#### EXERCISE BRIEF
Spot each line that carries the word "value"; copy those lines.

#### TASK MATERIAL
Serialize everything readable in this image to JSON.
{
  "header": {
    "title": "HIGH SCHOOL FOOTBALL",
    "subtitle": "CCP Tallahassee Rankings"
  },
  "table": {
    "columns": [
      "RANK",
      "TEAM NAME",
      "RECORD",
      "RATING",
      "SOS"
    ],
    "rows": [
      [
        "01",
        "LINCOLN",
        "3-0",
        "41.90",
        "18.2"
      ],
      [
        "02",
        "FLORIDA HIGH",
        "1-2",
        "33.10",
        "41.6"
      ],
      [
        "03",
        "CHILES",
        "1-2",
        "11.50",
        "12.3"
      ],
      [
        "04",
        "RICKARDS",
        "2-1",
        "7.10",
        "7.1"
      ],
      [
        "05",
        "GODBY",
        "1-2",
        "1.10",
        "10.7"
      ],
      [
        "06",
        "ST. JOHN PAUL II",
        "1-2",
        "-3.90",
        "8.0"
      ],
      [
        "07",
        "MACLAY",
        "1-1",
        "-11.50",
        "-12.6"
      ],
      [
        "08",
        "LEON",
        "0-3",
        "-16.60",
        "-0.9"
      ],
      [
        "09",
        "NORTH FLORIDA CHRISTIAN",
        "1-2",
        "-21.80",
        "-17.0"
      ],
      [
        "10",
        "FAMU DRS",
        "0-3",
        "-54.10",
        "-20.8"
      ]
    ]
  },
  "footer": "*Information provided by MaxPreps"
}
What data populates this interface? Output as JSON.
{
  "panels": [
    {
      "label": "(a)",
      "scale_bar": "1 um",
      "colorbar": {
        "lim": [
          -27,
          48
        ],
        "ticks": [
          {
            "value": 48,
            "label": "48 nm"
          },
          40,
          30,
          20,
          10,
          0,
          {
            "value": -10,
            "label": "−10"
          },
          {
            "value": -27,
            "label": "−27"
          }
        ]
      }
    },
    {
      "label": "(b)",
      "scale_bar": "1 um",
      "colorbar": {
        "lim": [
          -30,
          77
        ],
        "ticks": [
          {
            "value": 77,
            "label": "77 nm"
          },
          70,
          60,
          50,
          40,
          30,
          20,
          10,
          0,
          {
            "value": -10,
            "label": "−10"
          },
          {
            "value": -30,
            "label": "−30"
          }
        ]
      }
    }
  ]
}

#### RESPONSE TO THIS EXERCISE
            "value": 48,
            "value": -10,
            "value": -27,
            "value": 77,
            "value": -10,
            "value": -30,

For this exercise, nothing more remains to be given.